In 1681 Edmund Prideaux was elected one of the Members of Parliament for Taunton. We learn from a note in his own handwriting that on the 16th of July 1683 his home was searched for arms. Two muskets, one brass blunderbuss and four cases of pistols were removed.
 
The year of 1685 was memorable, particularly in the West Country after Monmouth landed at Lyme Regis. Edmund Prideaux, it is said, remained at Forde Abbey. News reached London that during this time Prideaux received a visit at night from a group of eight men led by Thomas Dare of Taunton; they were given horses and arms. Furthermore it was reported that one of the party, Malachi Mallock, drank the health of Monmouth.

Mallock was later arrested and appeared before Judge Jeffreys at Dorchester on September 10th and was condemned to death and should have been hanged at Bridport on September 12th. Mallock bargained for his life by offering to give evidence that would implicate Edmund Prideaux in the Rebellion.

We know from a private pocket-book kept  by Edmund Prideaux that on the 19th of June 1685 he was taken prisoner by a messenger, Mr Sayell; the entertainment of Monmouth in 1680 had caught up with him. He was released by Habeas Corpus on the 12th of July, only to be arrested again on September 14th following Mallock’s evidence against him, and transferred to the Tower.

Judge Jeffreys was of the opinion that some Royalists had been ruined by the Rebellion and should be compensated from sums raised by the sale of prisoners, something Jeffrey’s did not engage in himself, with one exception: Edmund Prideaux.

Prideaux was in custody and instead of being brought to trial he was given to Jeffreys to agree his own terms with the prisoner, who had not been charged with any offence. Jeffreys insisted on a huge bribe to obtain a pardon, which was granted on the 20th of March 1686. Jeffreys used the £15,000 he got from Prideaux as part of the price he paid for his Leicester estates.

After the accession of William III, Edmund Prideaux presented a petition to Parliament for leave to bring a Bill to charge the estates of Lord Chancellor Jefferys with the restitution of the £15,000 he paid for his pardon. Following fierce opposition from Lord Chief Justice Pollexfen, trustee for the children and creditors of Jeffreys, the Bill was not carried.
:::::
PARTS OF THE EXERCISE:
1) In the text about Edmund Prideaux, on what date was his pardon granted?
2) Reproduce word for word the part of the text about Edmund Prideaux that opens with the words containing "After the accession" and closes with "was not carried.".
Answer using only the text about Edmund Prideaux.

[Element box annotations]
:::::
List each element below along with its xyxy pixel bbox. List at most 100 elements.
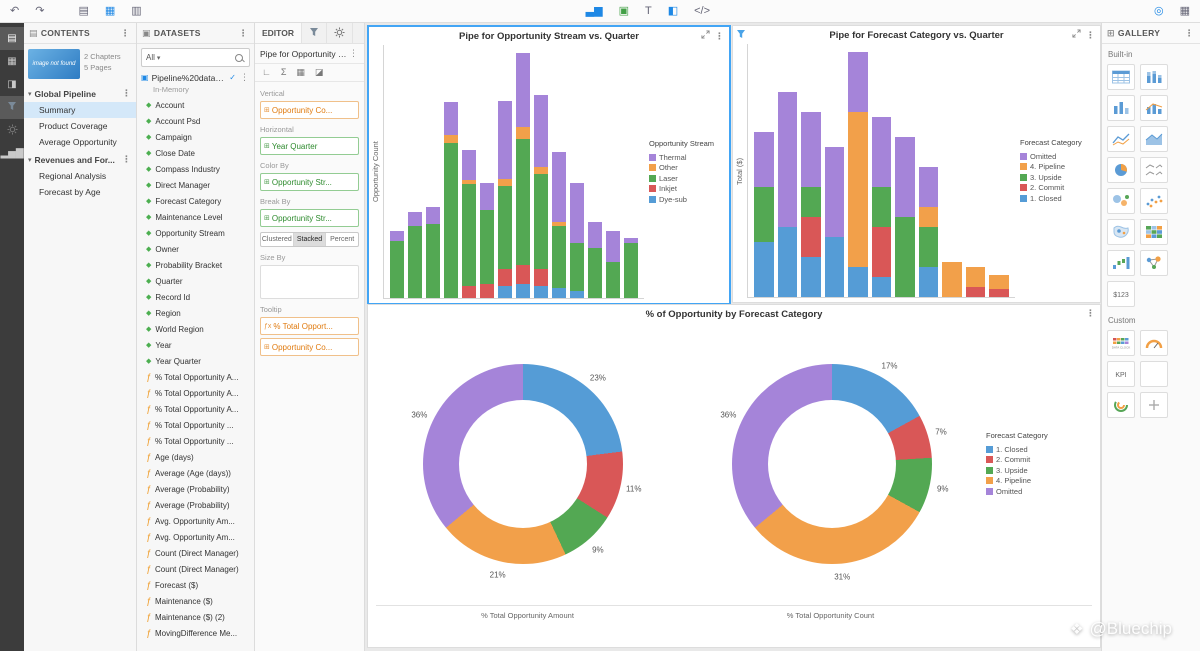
stacked-bar[interactable] xyxy=(588,222,602,298)
page-item[interactable]: Average Opportunity xyxy=(24,134,136,150)
stacked-bar[interactable] xyxy=(942,262,962,297)
attribute-item[interactable]: ◆ Account xyxy=(137,97,254,113)
insert-html-icon[interactable]: </> xyxy=(694,6,710,17)
legend-item[interactable]: Omitted xyxy=(1020,152,1098,161)
stacked-bar[interactable] xyxy=(895,137,915,297)
maximize-icon[interactable] xyxy=(1072,29,1081,41)
combo-chart-tile[interactable] xyxy=(1140,95,1168,121)
legend-item[interactable]: 4. Pipeline xyxy=(986,476,1096,485)
metric-item[interactable]: ƒ Average (Probability) xyxy=(137,481,254,497)
viz-menu-icon[interactable]: ⋮ xyxy=(714,31,725,42)
waterfall-tile[interactable] xyxy=(1107,250,1135,276)
stacked-bar[interactable] xyxy=(801,112,821,297)
toggle-option[interactable]: Stacked xyxy=(294,233,327,246)
page-item[interactable]: Forecast by Age xyxy=(24,184,136,200)
viz-menu-icon[interactable]: ⋮ xyxy=(1085,30,1096,41)
attribute-item[interactable]: ◆ Year xyxy=(137,337,254,353)
metric-item[interactable]: ƒ % Total Opportunity A... xyxy=(137,385,254,401)
kpi-tile[interactable]: $123 xyxy=(1107,281,1135,307)
insert-text-icon[interactable]: T xyxy=(645,6,652,17)
gallery-menu-icon[interactable]: ⋮ xyxy=(1184,28,1195,39)
attribute-item[interactable]: ◆ Direct Manager xyxy=(137,177,254,193)
legend-item[interactable]: Dye-sub xyxy=(649,195,727,204)
legend-item[interactable]: 2. Commit xyxy=(986,455,1096,464)
legend-item[interactable]: 4. Pipeline xyxy=(1020,162,1098,171)
stacked-bar[interactable] xyxy=(516,53,530,298)
metric-item[interactable]: ƒ Maintenance ($) (2) xyxy=(137,609,254,625)
chapter-global-pipeline[interactable]: ▾ Global Pipeline ⋮ xyxy=(24,84,136,102)
filter-panel-icon[interactable] xyxy=(0,96,24,119)
kpi-widget-tile[interactable]: KPI xyxy=(1107,361,1135,387)
chapter-menu-icon[interactable]: ⋮ xyxy=(121,88,132,99)
legend-item[interactable]: 2. Commit xyxy=(1020,183,1098,192)
stacked-bar[interactable] xyxy=(624,238,638,298)
horizontal-drop-zone-chip[interactable]: ⊞ Year Quarter xyxy=(260,137,359,155)
toggle-option[interactable]: Clustered xyxy=(261,233,294,246)
stacked-bar[interactable] xyxy=(534,95,548,298)
attribute-item[interactable]: ◆ Quarter xyxy=(137,273,254,289)
attribute-item[interactable]: ◆ Forecast Category xyxy=(137,193,254,209)
legend-item[interactable]: 1. Closed xyxy=(1020,194,1098,203)
contents-panel-icon[interactable]: ▤ xyxy=(0,27,24,50)
grid-options-icon[interactable]: ▦ xyxy=(296,67,305,78)
chevron-down-icon[interactable]: ▾ xyxy=(28,156,32,164)
gallery-toggle-icon[interactable]: ▦ xyxy=(1180,6,1190,17)
rings-tile[interactable] xyxy=(1107,392,1135,418)
add-data-icon[interactable]: ▦ xyxy=(105,6,115,17)
insert-visualization-icon[interactable]: ▃▆ xyxy=(586,6,603,17)
attribute-item[interactable]: ◆ World Region xyxy=(137,321,254,337)
metric-item[interactable]: ƒ Count (Direct Manager) xyxy=(137,545,254,561)
scatter-plot-tile[interactable] xyxy=(1140,188,1168,214)
stacked-bar[interactable] xyxy=(408,212,422,298)
metric-item[interactable]: ƒ Average (Probability) xyxy=(137,497,254,513)
area-chart-tile[interactable] xyxy=(1140,126,1168,152)
stacked-bar[interactable] xyxy=(552,152,566,298)
tooltip-chip[interactable]: ⊞ Opportunity Co... xyxy=(260,338,359,356)
stacked-bar[interactable] xyxy=(498,101,512,298)
stacked-bar[interactable] xyxy=(848,52,868,297)
viz-menu-icon[interactable]: ⋮ xyxy=(1085,308,1096,319)
metric-item[interactable]: ƒ Avg. Opportunity Am... xyxy=(137,513,254,529)
format-panel-icon[interactable]: ◨ xyxy=(0,73,24,96)
legend-item[interactable]: Inkjet xyxy=(649,184,727,193)
data-clock-tile[interactable]: DATA CLOCK xyxy=(1107,330,1135,356)
page-item[interactable]: Regional Analysis xyxy=(24,168,136,184)
stacked-bar[interactable] xyxy=(825,147,845,297)
attribute-item[interactable]: ◆ Account Psd xyxy=(137,113,254,129)
metric-item[interactable]: ƒ Avg. Opportunity Am... xyxy=(137,529,254,545)
attribute-item[interactable]: ◆ Record Id xyxy=(137,289,254,305)
stacked-bar[interactable] xyxy=(872,117,892,297)
attribute-item[interactable]: ◆ Close Date xyxy=(137,145,254,161)
stacked-bar[interactable] xyxy=(606,231,620,298)
grid-tile[interactable] xyxy=(1107,64,1135,90)
attribute-item[interactable]: ◆ Region xyxy=(137,305,254,321)
datasets-panel-icon[interactable]: ▦ xyxy=(0,50,24,73)
toggle-option[interactable]: Percent xyxy=(326,233,358,246)
dossier-thumbnail[interactable]: image not found xyxy=(28,49,80,79)
metric-item[interactable]: ƒ % Total Opportunity ... xyxy=(137,433,254,449)
dataset-menu-icon[interactable]: ⋮ xyxy=(239,72,250,83)
vertical-drop-zone-chip[interactable]: ⊞ Opportunity Co... xyxy=(260,101,359,119)
dataset-row[interactable]: ▣ Pipeline%20data%2... ✓ ⋮ xyxy=(137,70,254,85)
stacked-bar[interactable] xyxy=(426,207,440,298)
viz-forecast-category[interactable]: Pipe for Forecast Category vs. Quarter ⋮… xyxy=(732,25,1101,303)
size-by-drop-zone[interactable] xyxy=(260,265,359,299)
page-item[interactable]: Summary xyxy=(24,102,136,118)
gauge-tile[interactable] xyxy=(1140,330,1168,356)
dataset-search[interactable]: All ▾ xyxy=(141,48,250,67)
page-item[interactable]: Product Coverage xyxy=(24,118,136,134)
filter-dropdown[interactable]: All xyxy=(146,53,155,62)
chevron-down-icon[interactable]: ▾ xyxy=(28,90,32,98)
stacked-bar-tile[interactable] xyxy=(1140,64,1168,90)
legend-item[interactable]: Laser xyxy=(649,174,727,183)
datasets-menu-icon[interactable]: ⋮ xyxy=(238,28,249,39)
legend-item[interactable]: 1. Closed xyxy=(986,445,1096,454)
tab-filter[interactable] xyxy=(302,23,327,43)
legend-item[interactable]: 3. Upside xyxy=(1020,173,1098,182)
stacked-bar[interactable] xyxy=(390,231,404,298)
attribute-item[interactable]: ◆ Opportunity Stream xyxy=(137,225,254,241)
attribute-item[interactable]: ◆ Compass Industry xyxy=(137,161,254,177)
attribute-item[interactable]: ◆ Year Quarter xyxy=(137,353,254,369)
settings-panel-icon[interactable] xyxy=(0,119,24,142)
new-page-icon[interactable]: ▤ xyxy=(78,6,88,17)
:::::
THE ANSWERS:
1) His pardon was granted on the 20th of March 1686.

2)
After the accession of William III, Edmund Prideaux presented a petition to Parliament for leave to bring a Bill to charge the estates of Lord Chancellor Jefferys with the restitution of the £15,000 he paid for his pardon. Following fierce opposition from Lord Chief Justice Pollexfen, trustee for the children and creditors of Jeffreys, the Bill was not carried.